DIRECTION
Assemble all lines in which the string "引出课题" appears.

INFORMATION GIVEN
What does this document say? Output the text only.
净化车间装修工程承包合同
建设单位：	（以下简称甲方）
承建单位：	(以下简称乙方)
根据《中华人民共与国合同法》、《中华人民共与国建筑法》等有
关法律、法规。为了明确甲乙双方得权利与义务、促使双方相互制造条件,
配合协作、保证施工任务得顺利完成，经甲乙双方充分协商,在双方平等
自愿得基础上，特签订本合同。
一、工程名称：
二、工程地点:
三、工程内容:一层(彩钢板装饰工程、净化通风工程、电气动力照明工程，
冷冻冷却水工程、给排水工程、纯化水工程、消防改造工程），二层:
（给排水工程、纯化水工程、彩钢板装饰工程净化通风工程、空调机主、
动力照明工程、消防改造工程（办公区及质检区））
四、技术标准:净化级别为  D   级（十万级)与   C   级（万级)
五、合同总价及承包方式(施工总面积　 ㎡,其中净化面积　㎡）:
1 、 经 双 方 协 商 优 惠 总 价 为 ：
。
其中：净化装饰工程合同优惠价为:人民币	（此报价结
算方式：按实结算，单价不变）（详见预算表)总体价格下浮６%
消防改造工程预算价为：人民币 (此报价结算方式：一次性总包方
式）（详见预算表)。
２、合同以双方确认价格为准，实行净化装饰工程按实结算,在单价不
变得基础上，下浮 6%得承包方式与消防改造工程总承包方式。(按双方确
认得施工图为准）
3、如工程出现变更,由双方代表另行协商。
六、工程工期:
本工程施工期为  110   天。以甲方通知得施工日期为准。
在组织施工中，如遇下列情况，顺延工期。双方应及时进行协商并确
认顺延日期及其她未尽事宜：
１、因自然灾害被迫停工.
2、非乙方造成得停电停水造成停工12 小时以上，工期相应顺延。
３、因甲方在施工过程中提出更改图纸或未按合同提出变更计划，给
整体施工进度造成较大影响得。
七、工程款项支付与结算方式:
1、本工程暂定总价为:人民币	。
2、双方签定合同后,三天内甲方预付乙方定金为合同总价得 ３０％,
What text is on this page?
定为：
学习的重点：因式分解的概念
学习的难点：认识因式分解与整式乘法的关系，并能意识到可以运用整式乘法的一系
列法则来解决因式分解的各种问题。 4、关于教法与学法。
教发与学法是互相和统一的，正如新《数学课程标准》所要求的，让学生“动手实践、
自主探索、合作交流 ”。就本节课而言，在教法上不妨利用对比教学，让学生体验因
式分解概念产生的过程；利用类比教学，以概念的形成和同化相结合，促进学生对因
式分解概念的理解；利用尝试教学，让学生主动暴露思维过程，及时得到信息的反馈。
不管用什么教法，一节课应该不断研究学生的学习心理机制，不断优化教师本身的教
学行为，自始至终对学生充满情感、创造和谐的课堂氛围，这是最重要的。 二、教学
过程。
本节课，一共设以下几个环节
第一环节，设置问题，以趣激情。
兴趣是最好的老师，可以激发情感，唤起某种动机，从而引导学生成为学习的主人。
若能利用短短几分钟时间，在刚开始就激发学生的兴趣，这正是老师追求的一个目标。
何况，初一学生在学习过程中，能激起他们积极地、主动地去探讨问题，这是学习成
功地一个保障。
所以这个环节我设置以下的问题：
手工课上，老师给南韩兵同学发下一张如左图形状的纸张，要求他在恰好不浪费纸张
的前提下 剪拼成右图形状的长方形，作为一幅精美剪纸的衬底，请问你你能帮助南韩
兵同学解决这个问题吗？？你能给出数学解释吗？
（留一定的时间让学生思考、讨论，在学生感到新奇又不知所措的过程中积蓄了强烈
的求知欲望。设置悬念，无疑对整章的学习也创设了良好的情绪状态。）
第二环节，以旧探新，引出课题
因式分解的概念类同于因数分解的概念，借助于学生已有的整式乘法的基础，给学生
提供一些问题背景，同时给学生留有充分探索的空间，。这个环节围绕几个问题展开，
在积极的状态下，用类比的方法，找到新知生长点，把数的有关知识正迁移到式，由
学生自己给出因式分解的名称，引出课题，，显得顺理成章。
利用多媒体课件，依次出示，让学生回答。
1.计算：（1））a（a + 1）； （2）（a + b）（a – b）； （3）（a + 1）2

EXERCISE RESPONSE
第二环节，以旧探新，引出课题
学生自己给出因式分解的名称，引出课题，，显得顺理成章。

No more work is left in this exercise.